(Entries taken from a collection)
* * *

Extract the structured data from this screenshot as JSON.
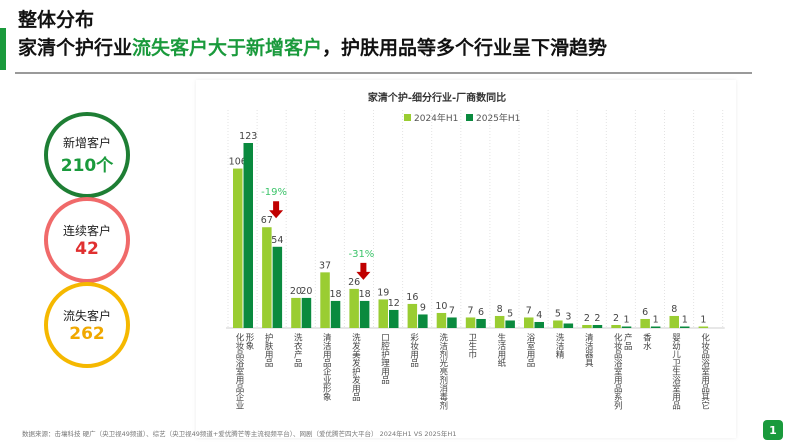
{
  "header": {
    "title": "整体分布",
    "subtitle_pre": "家清个护行业",
    "subtitle_highlight": "流失客户大于新增客户",
    "subtitle_post": "，护肤用品等多个行业呈下滑趋势"
  },
  "summary": [
    {
      "label": "新增客户",
      "value": "210个",
      "color": "#1e7e34",
      "value_color": "#1a9a3c"
    },
    {
      "label": "连续客户",
      "value": "42",
      "color": "#f06a6a",
      "value_color": "#e03030"
    },
    {
      "label": "流失客户",
      "value": "262",
      "color": "#f5b800",
      "value_color": "#f0a800"
    }
  ],
  "chart_data": {
    "type": "bar",
    "title": "家清个护-细分行业-厂商数同比",
    "legend_position": "top-right",
    "grid": "vertical dotted",
    "categories": [
      "化妆品浴室用品企业形象",
      "护肤用品",
      "洗衣产品",
      "清洁用品企业形象",
      "洗发美发护发用品",
      "口腔护理用品",
      "彩妆用品",
      "洗洁剂光亮剂消毒剂",
      "卫生巾",
      "生活用纸",
      "浴室用品",
      "洗洁精",
      "清洁器具",
      "化妆品浴室用品系列产品",
      "香水",
      "婴幼儿卫生浴室用品",
      "化妆品浴室用品其它"
    ],
    "series": [
      {
        "name": "2024年H1",
        "color": "#9acd32",
        "values": [
          106,
          67,
          20,
          37,
          26,
          19,
          16,
          10,
          7,
          8,
          7,
          5,
          2,
          2,
          6,
          8,
          1
        ]
      },
      {
        "name": "2025年H1",
        "color": "#0a8a3e",
        "values": [
          123,
          54,
          20,
          18,
          18,
          12,
          9,
          7,
          6,
          5,
          4,
          3,
          2,
          1,
          1,
          1,
          null
        ]
      }
    ],
    "annotations": [
      {
        "category": "护肤用品",
        "text": "-19%",
        "arrow": "down",
        "text_color": "#3cc46a",
        "arrow_color": "#c00000"
      },
      {
        "category": "洗发美发护发用品",
        "text": "-31%",
        "arrow": "down",
        "text_color": "#3cc46a",
        "arrow_color": "#c00000"
      }
    ]
  },
  "footnote": "数据来源：击壤科技 硬广（央卫视49频道）、综艺（央卫视49频道+爱优腾芒等主流视频平台）、网剧（爱优腾芒四大平台） 2024年H1 VS 2025年H1",
  "page_number": "1"
}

* * *

AIM: Reproduce each entry precisely, dropping only the pictures.

FINAL RESULT:
Extract the structured data from this screenshot as JSON.
{
  "header": {
    "title": "整体分布",
    "subtitle_pre": "家清个护行业",
    "subtitle_highlight": "流失客户大于新增客户",
    "subtitle_post": "，护肤用品等多个行业呈下滑趋势"
  },
  "summary": [
    {
      "label": "新增客户",
      "value": "210个",
      "color": "#1e7e34",
      "value_color": "#1a9a3c"
    },
    {
      "label": "连续客户",
      "value": "42",
      "color": "#f06a6a",
      "value_color": "#e03030"
    },
    {
      "label": "流失客户",
      "value": "262",
      "color": "#f5b800",
      "value_color": "#f0a800"
    }
  ],
  "chart_data": {
    "type": "bar",
    "title": "家清个护-细分行业-厂商数同比",
    "legend_position": "top-right",
    "grid": "vertical dotted",
    "categories": [
      "化妆品浴室用品企业形象",
      "护肤用品",
      "洗衣产品",
      "清洁用品企业形象",
      "洗发美发护发用品",
      "口腔护理用品",
      "彩妆用品",
      "洗洁剂光亮剂消毒剂",
      "卫生巾",
      "生活用纸",
      "浴室用品",
      "洗洁精",
      "清洁器具",
      "化妆品浴室用品系列产品",
      "香水",
      "婴幼儿卫生浴室用品",
      "化妆品浴室用品其它"
    ],
    "series": [
      {
        "name": "2024年H1",
        "color": "#9acd32",
        "values": [
          106,
          67,
          20,
          37,
          26,
          19,
          16,
          10,
          7,
          8,
          7,
          5,
          2,
          2,
          6,
          8,
          1
        ]
      },
      {
        "name": "2025年H1",
        "color": "#0a8a3e",
        "values": [
          123,
          54,
          20,
          18,
          18,
          12,
          9,
          7,
          6,
          5,
          4,
          3,
          2,
          1,
          1,
          1,
          null
        ]
      }
    ],
    "annotations": [
      {
        "category": "护肤用品",
        "text": "-19%",
        "arrow": "down",
        "text_color": "#3cc46a",
        "arrow_color": "#c00000"
      },
      {
        "category": "洗发美发护发用品",
        "text": "-31%",
        "arrow": "down",
        "text_color": "#3cc46a",
        "arrow_color": "#c00000"
      }
    ]
  },
  "footnote": "数据来源：击壤科技 硬广（央卫视49频道）、综艺（央卫视49频道+爱优腾芒等主流视频平台）、网剧（爱优腾芒四大平台） 2024年H1 VS 2025年H1",
  "page_number": "1"
}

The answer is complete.